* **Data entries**
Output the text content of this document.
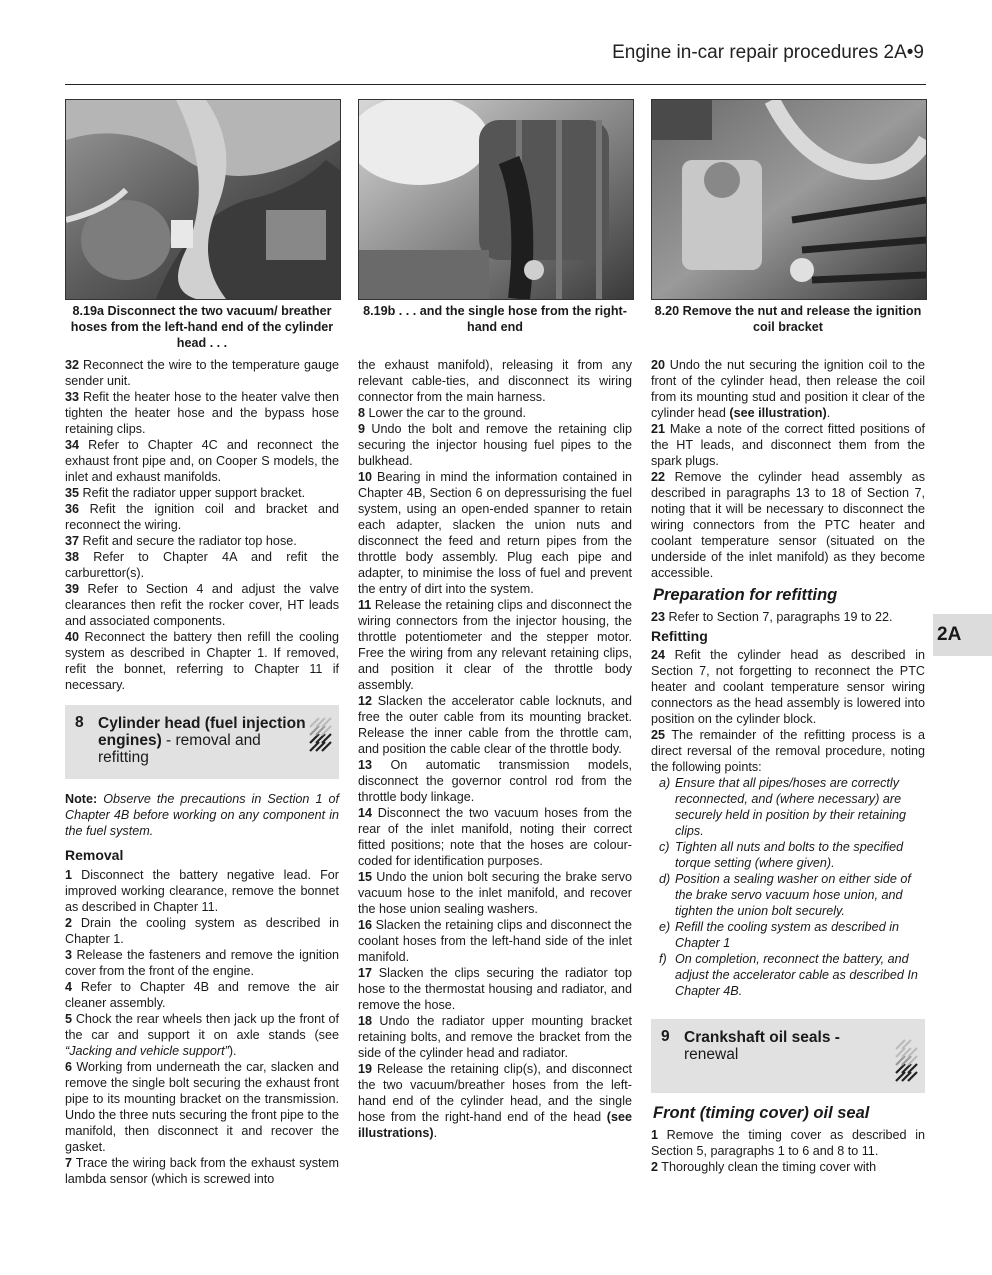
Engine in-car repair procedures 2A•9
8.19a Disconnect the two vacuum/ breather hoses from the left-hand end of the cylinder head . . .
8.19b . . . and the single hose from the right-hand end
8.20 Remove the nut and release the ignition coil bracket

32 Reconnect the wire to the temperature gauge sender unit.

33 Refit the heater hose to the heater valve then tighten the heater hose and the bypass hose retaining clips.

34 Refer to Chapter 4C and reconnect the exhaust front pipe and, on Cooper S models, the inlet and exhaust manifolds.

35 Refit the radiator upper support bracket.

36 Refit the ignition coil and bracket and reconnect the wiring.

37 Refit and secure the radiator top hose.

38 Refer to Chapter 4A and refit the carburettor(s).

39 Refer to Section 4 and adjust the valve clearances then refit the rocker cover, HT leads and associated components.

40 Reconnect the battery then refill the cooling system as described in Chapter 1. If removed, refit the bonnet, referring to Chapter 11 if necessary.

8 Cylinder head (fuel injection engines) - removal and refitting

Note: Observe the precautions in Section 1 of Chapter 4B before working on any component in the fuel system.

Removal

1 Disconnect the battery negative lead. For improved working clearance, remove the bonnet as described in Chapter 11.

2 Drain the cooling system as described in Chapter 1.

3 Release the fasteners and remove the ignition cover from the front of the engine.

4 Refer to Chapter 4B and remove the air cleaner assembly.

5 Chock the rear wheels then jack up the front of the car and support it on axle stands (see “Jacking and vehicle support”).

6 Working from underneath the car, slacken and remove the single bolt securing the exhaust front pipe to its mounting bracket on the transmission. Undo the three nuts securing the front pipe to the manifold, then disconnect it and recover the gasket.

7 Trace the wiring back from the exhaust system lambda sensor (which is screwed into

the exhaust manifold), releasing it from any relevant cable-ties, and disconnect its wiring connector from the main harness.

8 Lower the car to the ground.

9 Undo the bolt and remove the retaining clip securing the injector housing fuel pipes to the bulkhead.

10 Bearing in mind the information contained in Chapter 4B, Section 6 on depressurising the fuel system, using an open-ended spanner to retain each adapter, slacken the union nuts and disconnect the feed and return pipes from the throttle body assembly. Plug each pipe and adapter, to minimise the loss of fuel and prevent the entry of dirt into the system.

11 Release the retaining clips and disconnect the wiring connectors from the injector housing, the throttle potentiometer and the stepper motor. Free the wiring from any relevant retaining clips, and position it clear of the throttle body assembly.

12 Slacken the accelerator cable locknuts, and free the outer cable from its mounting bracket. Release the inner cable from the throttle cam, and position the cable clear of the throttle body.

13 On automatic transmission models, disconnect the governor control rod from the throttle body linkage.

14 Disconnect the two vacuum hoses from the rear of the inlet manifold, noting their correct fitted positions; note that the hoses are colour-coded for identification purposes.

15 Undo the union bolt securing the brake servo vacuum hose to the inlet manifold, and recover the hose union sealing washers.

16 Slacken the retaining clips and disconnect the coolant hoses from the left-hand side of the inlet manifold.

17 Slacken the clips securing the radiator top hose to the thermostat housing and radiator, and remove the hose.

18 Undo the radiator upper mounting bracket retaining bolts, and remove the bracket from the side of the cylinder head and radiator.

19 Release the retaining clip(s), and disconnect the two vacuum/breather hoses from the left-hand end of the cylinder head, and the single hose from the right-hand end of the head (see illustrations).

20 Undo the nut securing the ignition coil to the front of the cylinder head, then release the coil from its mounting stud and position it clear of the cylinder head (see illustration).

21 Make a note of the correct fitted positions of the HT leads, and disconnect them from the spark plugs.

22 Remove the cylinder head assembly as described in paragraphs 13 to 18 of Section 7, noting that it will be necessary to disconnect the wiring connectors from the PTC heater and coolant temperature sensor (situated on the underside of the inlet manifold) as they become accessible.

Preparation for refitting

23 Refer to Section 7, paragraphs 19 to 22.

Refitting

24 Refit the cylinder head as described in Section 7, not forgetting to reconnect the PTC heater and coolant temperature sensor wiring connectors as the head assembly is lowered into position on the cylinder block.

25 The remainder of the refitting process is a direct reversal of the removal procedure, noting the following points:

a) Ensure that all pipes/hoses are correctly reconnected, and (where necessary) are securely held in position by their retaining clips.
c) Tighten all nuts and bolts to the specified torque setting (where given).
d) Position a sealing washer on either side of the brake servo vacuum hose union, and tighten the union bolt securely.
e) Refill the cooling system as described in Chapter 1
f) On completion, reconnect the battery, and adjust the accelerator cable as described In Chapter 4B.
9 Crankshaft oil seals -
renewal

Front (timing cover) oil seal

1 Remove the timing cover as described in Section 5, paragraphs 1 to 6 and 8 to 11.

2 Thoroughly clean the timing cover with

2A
...
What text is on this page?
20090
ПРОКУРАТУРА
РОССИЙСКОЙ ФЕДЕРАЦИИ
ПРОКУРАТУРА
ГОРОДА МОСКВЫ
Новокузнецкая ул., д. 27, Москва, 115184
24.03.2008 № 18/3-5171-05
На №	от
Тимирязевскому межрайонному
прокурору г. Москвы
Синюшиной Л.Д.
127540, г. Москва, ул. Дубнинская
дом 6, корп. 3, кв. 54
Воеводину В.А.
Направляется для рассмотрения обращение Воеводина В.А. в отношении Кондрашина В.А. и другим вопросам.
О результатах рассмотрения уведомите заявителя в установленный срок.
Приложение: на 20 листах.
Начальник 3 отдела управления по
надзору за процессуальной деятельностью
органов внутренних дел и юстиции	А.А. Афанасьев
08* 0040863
...
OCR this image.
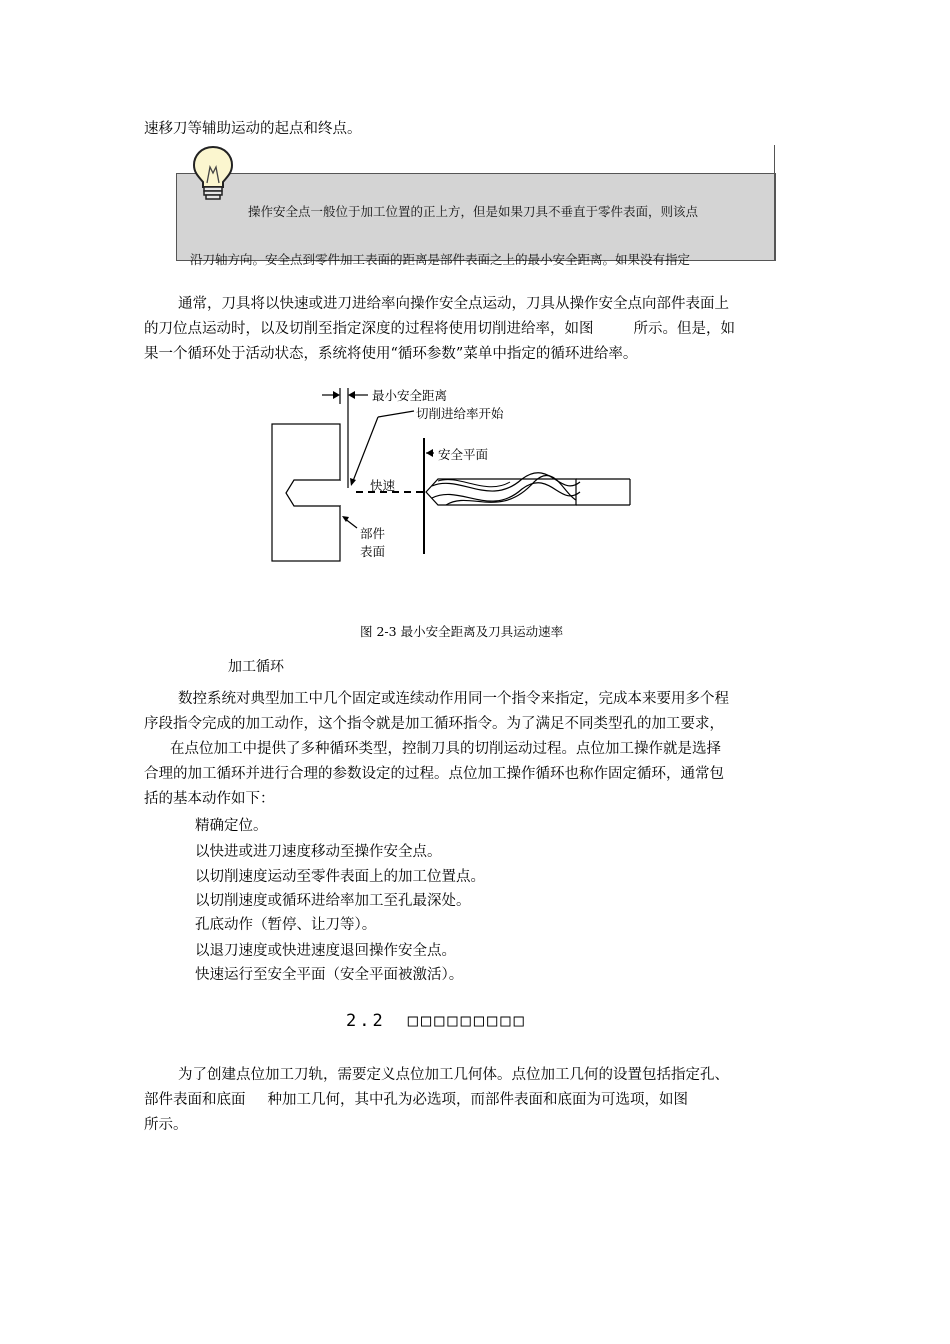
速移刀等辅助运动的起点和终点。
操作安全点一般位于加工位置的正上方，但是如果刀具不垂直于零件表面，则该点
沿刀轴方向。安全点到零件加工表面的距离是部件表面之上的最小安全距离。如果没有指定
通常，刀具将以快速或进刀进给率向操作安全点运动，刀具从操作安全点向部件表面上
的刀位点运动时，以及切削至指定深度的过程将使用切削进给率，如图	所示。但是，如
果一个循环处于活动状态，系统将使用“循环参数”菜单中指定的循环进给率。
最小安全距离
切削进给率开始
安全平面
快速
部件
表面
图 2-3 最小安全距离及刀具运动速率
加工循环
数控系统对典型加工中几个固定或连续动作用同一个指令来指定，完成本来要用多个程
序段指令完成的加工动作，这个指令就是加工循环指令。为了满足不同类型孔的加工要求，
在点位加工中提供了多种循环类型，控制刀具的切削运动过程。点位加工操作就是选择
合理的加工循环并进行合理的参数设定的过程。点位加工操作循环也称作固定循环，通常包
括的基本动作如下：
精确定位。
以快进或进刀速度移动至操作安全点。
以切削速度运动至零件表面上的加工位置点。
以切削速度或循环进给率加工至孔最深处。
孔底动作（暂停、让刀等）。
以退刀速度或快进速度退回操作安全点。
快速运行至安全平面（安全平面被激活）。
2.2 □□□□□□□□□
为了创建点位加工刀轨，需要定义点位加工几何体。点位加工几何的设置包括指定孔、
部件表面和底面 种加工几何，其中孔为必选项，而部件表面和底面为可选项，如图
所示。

* **To do**
Show every line that contains the word "exhaust".

* **Worked solution**
34 Refer to Chapter 4C and reconnect the exhaust front pipe and, on Cooper S models, the inlet and exhaust manifolds.
6 Working from underneath the car, slacken and remove the single bolt securing the exhaust front pipe to its mounting bracket on the transmission. Undo the three nuts securing the front pipe to the manifold, then disconnect it and recover the gasket.
7 Trace the wiring back from the exhaust system lambda sensor (which is screwed into
the exhaust manifold), releasing it from any relevant cable-ties, and disconnect its wiring connector from the main harness.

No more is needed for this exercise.